## Exercise goal
Set each record down exactly, excluding all images.

Data entries
-- begin --
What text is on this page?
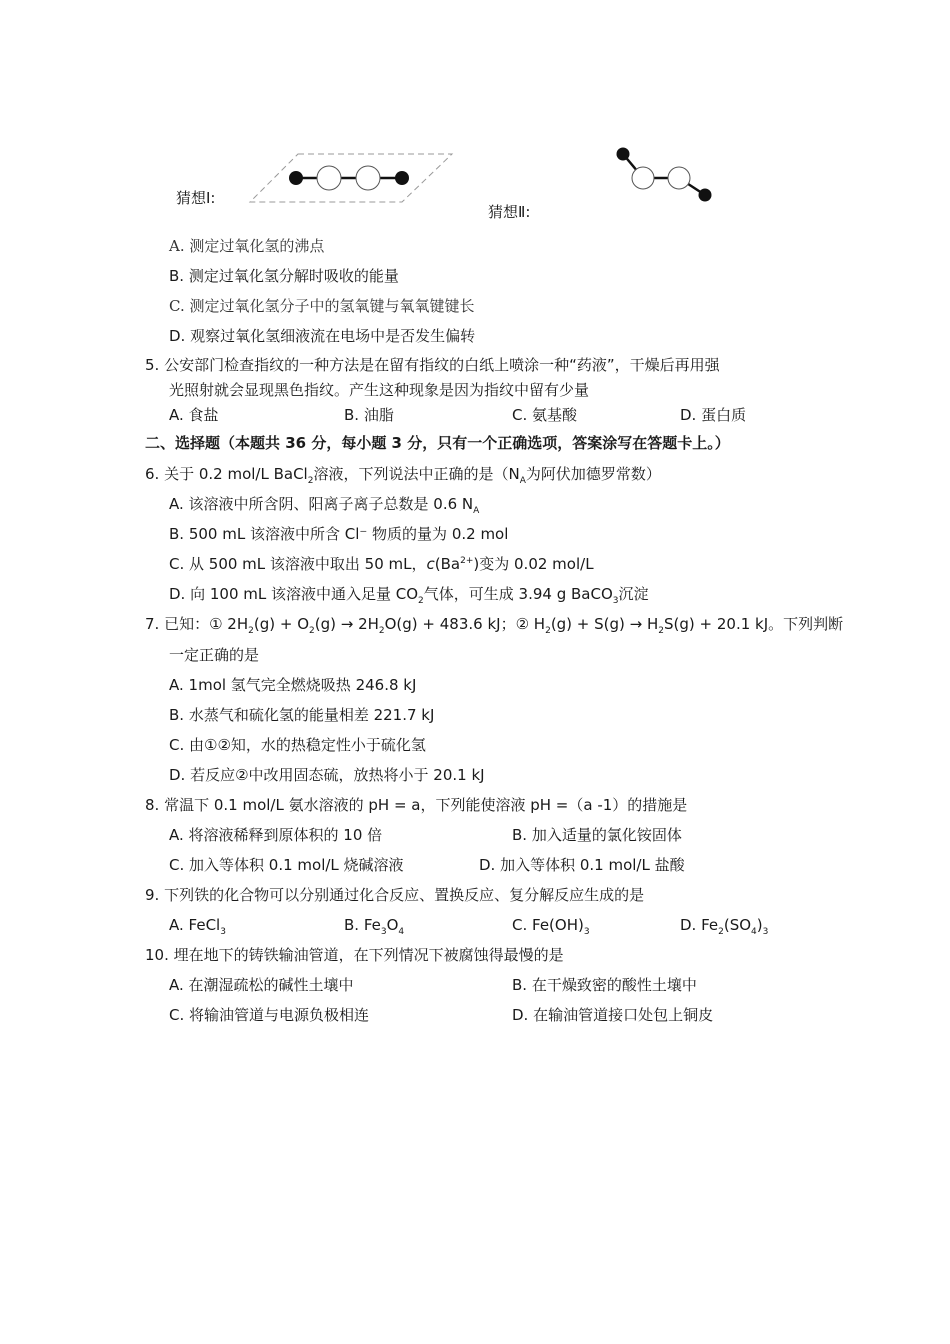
猜想Ⅰ:
猜想Ⅱ:
A. 测定过氧化氢的沸点
B. 测定过氧化氢分解时吸收的能量
C. 测定过氧化氢分子中的氢氧键与氧氧键键长
D. 观察过氧化氢细液流在电场中是否发生偏转
5. 公安部门检查指纹的一种方法是在留有指纹的白纸上喷涂一种“药液”，干燥后再用强
光照射就会显现黑色指纹。产生这种现象是因为指纹中留有少量
A. 食盐	B. 油脂	C. 氨基酸	D. 蛋白质
二、选择题（本题共 36 分，每小题 3 分，只有一个正确选项，答案涂写在答题卡上。）
6. 关于 0.2 mol/L BaCl$_2$溶液，下列说法中正确的是（$N_A$为阿伏加德罗常数）
A. 该溶液中所含阴、阳离子离子总数是 0.6 $N_A$
B. 500 mL 该溶液中所含 Cl⁻ 物质的量为 0.2 mol
C. 从 500 mL 该溶液中取出 50 mL，$c(Ba^{2+})$变为 0.02 mol/L
D. 向 100 mL 该溶液中通入足量 $CO_2$气体，可生成 3.94 g BaCO$_3$沉淀
7. 已知：① $2H_2(g) + O_2(g) \to 2H_2O(g) + 483.6$ kJ；② $H_2(g) + S(g) \to H_2S(g) + 20.1$ kJ。下列判断
一定正确的是
A. 1mol 氢气完全燃烧吸热 246.8 kJ
B. 水蒸气和硫化氢的能量相差 221.7 kJ
C. 由①②知，水的热稳定性小于硫化氢
D. 若反应②中改用固态硫，放热将小于 20.1 kJ
8. 常温下 0.1 mol/L 氨水溶液的 pH = a，下列能使溶液 pH =（a -1）的措施是
A. 将溶液稀释到原体积的 10 倍	B. 加入适量的氯化铵固体
C. 加入等体积 0.1 mol/L 烧碱溶液	D. 加入等体积 0.1 mol/L 盐酸
9. 下列铁的化合物可以分别通过化合反应、置换反应、复分解反应生成的是
A. FeCl$_3$	B. $Fe_3O_4$	C. $Fe(OH)_3$	D. $Fe_2(SO_4)_3$
10. 埋在地下的铸铁输油管道，在下列情况下被腐蚀得最慢的是
A. 在潮湿疏松的碱性土壤中	B. 在干燥致密的酸性土壤中
C. 将输油管道与电源负极相连	D. 在输油管道接口处包上铜皮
-- end --
## Exercise output
What text is on this page?
猜想Ⅰ:
猜想Ⅱ:
A. 测定过氧化氢的沸点
B. 测定过氧化氢分解时吸收的能量
C. 测定过氧化氢分子中的氢氧键与氧氧键键长
D. 观察过氧化氢细液流在电场中是否发生偏转
5. 公安部门检查指纹的一种方法是在留有指纹的白纸上喷涂一种“药液”，干燥后再用强
光照射就会显现黑色指纹。产生这种现象是因为指纹中留有少量
A. 食盐	B. 油脂	C. 氨基酸	D. 蛋白质
二、选择题（本题共 36 分，每小题 3 分，只有一个正确选项，答案涂写在答题卡上。）
6. 关于 0.2 mol/L BaCl$_2$溶液，下列说法中正确的是（$N_A$为阿伏加德罗常数）
A. 该溶液中所含阴、阳离子离子总数是 0.6 $N_A$
B. 500 mL 该溶液中所含 Cl⁻ 物质的量为 0.2 mol
C. 从 500 mL 该溶液中取出 50 mL，$c(Ba^{2+})$变为 0.02 mol/L
D. 向 100 mL 该溶液中通入足量 $CO_2$气体，可生成 3.94 g BaCO$_3$沉淀
7. 已知：① $2H_2(g) + O_2(g) \to 2H_2O(g) + 483.6$ kJ；② $H_2(g) + S(g) \to H_2S(g) + 20.1$ kJ。下列判断
一定正确的是
A. 1mol 氢气完全燃烧吸热 246.8 kJ
B. 水蒸气和硫化氢的能量相差 221.7 kJ
C. 由①②知，水的热稳定性小于硫化氢
D. 若反应②中改用固态硫，放热将小于 20.1 kJ
8. 常温下 0.1 mol/L 氨水溶液的 pH = a，下列能使溶液 pH =（a -1）的措施是
A. 将溶液稀释到原体积的 10 倍	B. 加入适量的氯化铵固体
C. 加入等体积 0.1 mol/L 烧碱溶液	D. 加入等体积 0.1 mol/L 盐酸
9. 下列铁的化合物可以分别通过化合反应、置换反应、复分解反应生成的是
A. FeCl$_3$	B. $Fe_3O_4$	C. $Fe(OH)_3$	D. $Fe_2(SO_4)_3$
10. 埋在地下的铸铁输油管道，在下列情况下被腐蚀得最慢的是
A. 在潮湿疏松的碱性土壤中	B. 在干燥致密的酸性土壤中
C. 将输油管道与电源负极相连	D. 在输油管道接口处包上铜皮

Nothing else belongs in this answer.